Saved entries
***
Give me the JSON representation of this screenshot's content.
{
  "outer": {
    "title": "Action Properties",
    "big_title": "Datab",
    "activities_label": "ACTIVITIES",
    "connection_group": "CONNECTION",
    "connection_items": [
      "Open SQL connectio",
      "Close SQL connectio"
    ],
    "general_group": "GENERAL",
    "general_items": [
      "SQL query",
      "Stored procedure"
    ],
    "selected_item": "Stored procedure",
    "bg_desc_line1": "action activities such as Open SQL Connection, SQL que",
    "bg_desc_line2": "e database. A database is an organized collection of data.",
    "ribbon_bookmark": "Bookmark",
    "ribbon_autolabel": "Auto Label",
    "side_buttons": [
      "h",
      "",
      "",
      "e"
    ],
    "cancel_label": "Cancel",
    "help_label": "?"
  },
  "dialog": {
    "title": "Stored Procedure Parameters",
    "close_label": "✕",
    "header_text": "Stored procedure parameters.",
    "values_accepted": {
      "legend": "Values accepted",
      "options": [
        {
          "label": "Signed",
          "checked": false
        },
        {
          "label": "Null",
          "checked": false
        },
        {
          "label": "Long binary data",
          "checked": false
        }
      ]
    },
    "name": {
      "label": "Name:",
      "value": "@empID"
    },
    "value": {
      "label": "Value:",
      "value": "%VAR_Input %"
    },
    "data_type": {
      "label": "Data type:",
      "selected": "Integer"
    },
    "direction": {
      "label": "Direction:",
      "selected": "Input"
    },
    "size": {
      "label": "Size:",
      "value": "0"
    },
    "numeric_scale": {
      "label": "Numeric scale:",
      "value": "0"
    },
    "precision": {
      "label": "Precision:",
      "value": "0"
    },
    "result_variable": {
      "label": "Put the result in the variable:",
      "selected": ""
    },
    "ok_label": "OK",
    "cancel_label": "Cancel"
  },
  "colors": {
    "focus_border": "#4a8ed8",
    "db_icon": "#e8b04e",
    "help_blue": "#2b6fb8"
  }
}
***
Requirement: Reproduce each record exactly as it appears.

Task solution:
Give me the JSON representation of this screenshot's content.
{
  "outer": {
    "title": "Action Properties",
    "big_title": "Datab",
    "activities_label": "ACTIVITIES",
    "connection_group": "CONNECTION",
    "connection_items": [
      "Open SQL connectio",
      "Close SQL connectio"
    ],
    "general_group": "GENERAL",
    "general_items": [
      "SQL query",
      "Stored procedure"
    ],
    "selected_item": "Stored procedure",
    "bg_desc_line1": "action activities such as Open SQL Connection, SQL que",
    "bg_desc_line2": "e database. A database is an organized collection of data.",
    "ribbon_bookmark": "Bookmark",
    "ribbon_autolabel": "Auto Label",
    "side_buttons": [
      "h",
      "",
      "",
      "e"
    ],
    "cancel_label": "Cancel",
    "help_label": "?"
  },
  "dialog": {
    "title": "Stored Procedure Parameters",
    "close_label": "✕",
    "header_text": "Stored procedure parameters.",
    "values_accepted": {
      "legend": "Values accepted",
      "options": [
        {
          "label": "Signed",
          "checked": false
        },
        {
          "label": "Null",
          "checked": false
        },
        {
          "label": "Long binary data",
          "checked": false
        }
      ]
    },
    "name": {
      "label": "Name:",
      "value": "@empID"
    },
    "value": {
      "label": "Value:",
      "value": "%VAR_Input %"
    },
    "data_type": {
      "label": "Data type:",
      "selected": "Integer"
    },
    "direction": {
      "label": "Direction:",
      "selected": "Input"
    },
    "size": {
      "label": "Size:",
      "value": "0"
    },
    "numeric_scale": {
      "label": "Numeric scale:",
      "value": "0"
    },
    "precision": {
      "label": "Precision:",
      "value": "0"
    },
    "result_variable": {
      "label": "Put the result in the variable:",
      "selected": ""
    },
    "ok_label": "OK",
    "cancel_label": "Cancel"
  },
  "colors": {
    "focus_border": "#4a8ed8",
    "db_icon": "#e8b04e",
    "help_blue": "#2b6fb8"
  }
}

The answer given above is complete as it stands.